EXERCISE DESCRIPTION:
Quote the whole listing exactly. Leave the pictures out of your copy.

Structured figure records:
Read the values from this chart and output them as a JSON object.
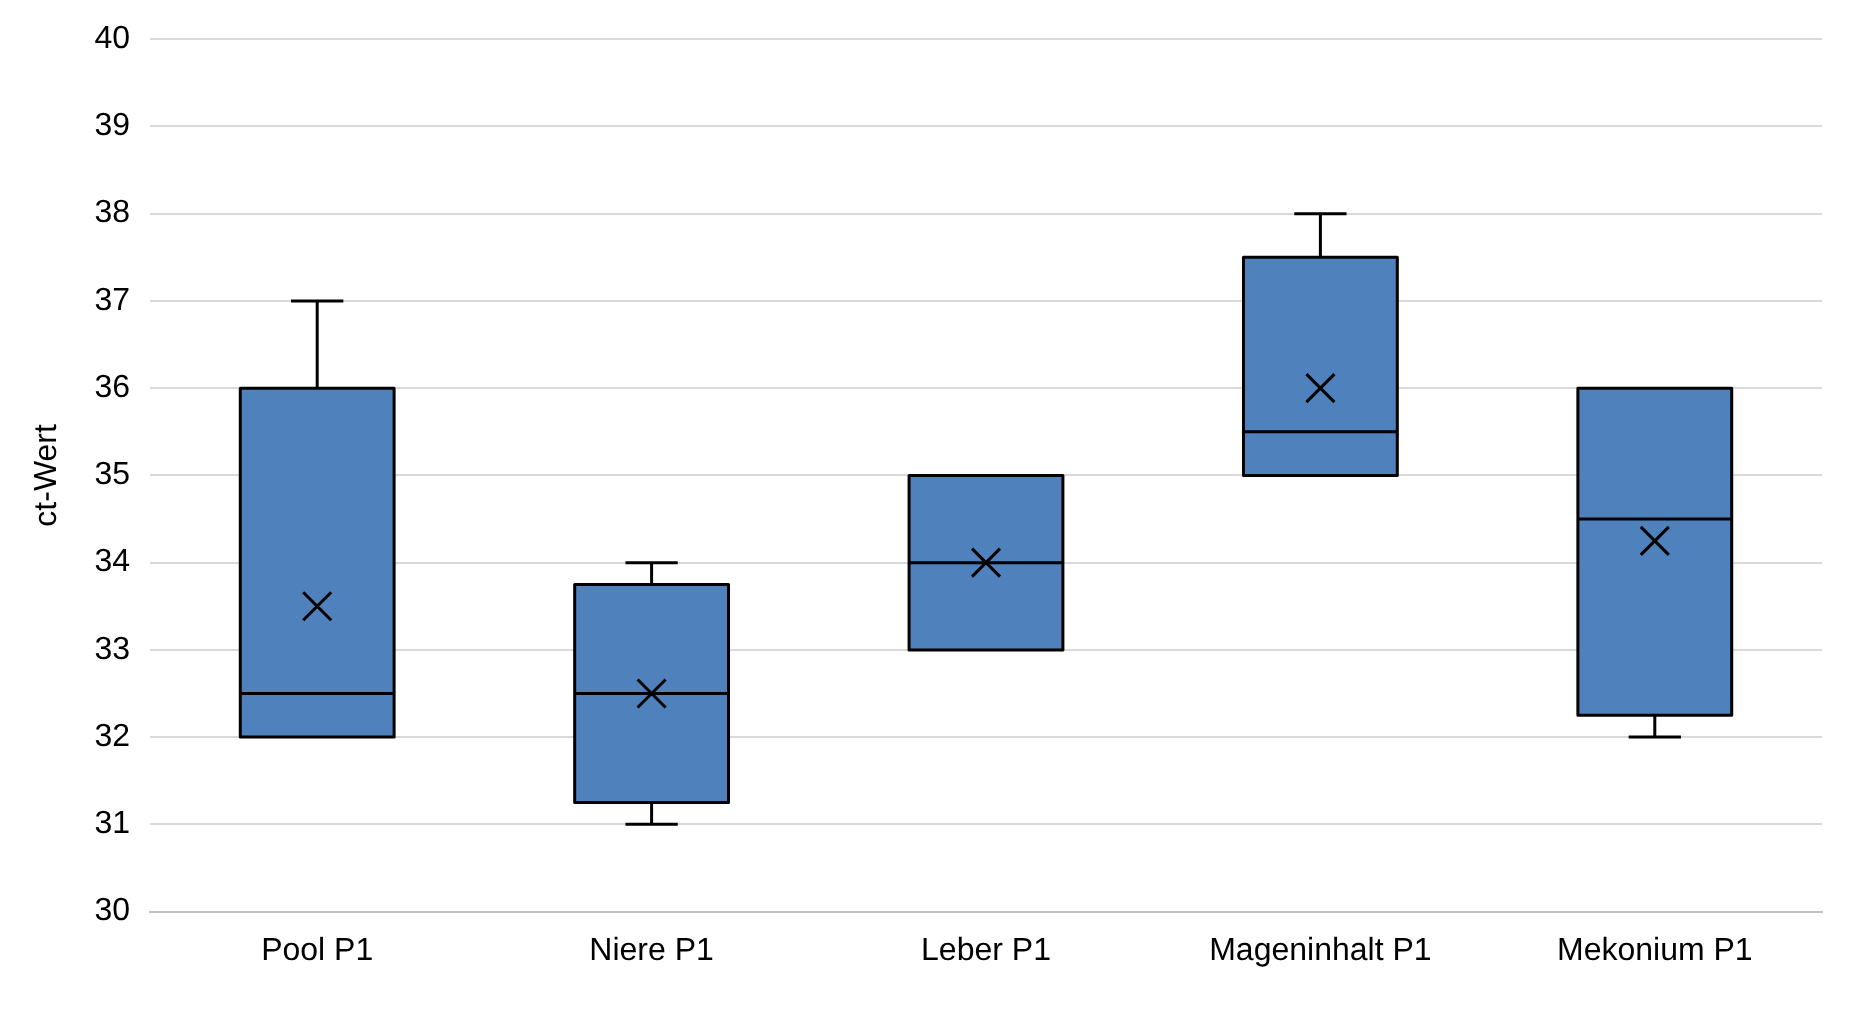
{
  "chart_data": {
    "type": "box",
    "ylabel": "ct-Wert",
    "categories": [
      "Pool P1",
      "Niere P1",
      "Leber P1",
      "Mageninhalt P1",
      "Mekonium P1"
    ],
    "boxes": [
      {
        "low": 32,
        "q1": 32,
        "median": 32.5,
        "q3": 36,
        "high": 37,
        "mean": 33.5
      },
      {
        "low": 31,
        "q1": 31.25,
        "median": 32.5,
        "q3": 33.75,
        "high": 34,
        "mean": 32.5
      },
      {
        "low": 33,
        "q1": 33,
        "median": 34,
        "q3": 35,
        "high": 35,
        "mean": 34
      },
      {
        "low": 35,
        "q1": 35,
        "median": 35.5,
        "q3": 37.5,
        "high": 38,
        "mean": 36
      },
      {
        "low": 32,
        "q1": 32.25,
        "median": 34.5,
        "q3": 36,
        "high": 36,
        "mean": 34.25
      }
    ],
    "color": "#4f81bd",
    "marker": "cross",
    "ylim": [
      30,
      40
    ],
    "yticks": [
      30,
      31,
      32,
      33,
      34,
      35,
      36,
      37,
      38,
      39,
      40
    ],
    "grid": "y"
  }
}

ANSWER IN FULL:
Read the values from this chart and output them as a JSON object.
{
  "chart_data": {
    "type": "box",
    "ylabel": "ct-Wert",
    "categories": [
      "Pool P1",
      "Niere P1",
      "Leber P1",
      "Mageninhalt P1",
      "Mekonium P1"
    ],
    "boxes": [
      {
        "low": 32,
        "q1": 32,
        "median": 32.5,
        "q3": 36,
        "high": 37,
        "mean": 33.5
      },
      {
        "low": 31,
        "q1": 31.25,
        "median": 32.5,
        "q3": 33.75,
        "high": 34,
        "mean": 32.5
      },
      {
        "low": 33,
        "q1": 33,
        "median": 34,
        "q3": 35,
        "high": 35,
        "mean": 34
      },
      {
        "low": 35,
        "q1": 35,
        "median": 35.5,
        "q3": 37.5,
        "high": 38,
        "mean": 36
      },
      {
        "low": 32,
        "q1": 32.25,
        "median": 34.5,
        "q3": 36,
        "high": 36,
        "mean": 34.25
      }
    ],
    "color": "#4f81bd",
    "marker": "cross",
    "ylim": [
      30,
      40
    ],
    "yticks": [
      30,
      31,
      32,
      33,
      34,
      35,
      36,
      37,
      38,
      39,
      40
    ],
    "grid": "y"
  }
}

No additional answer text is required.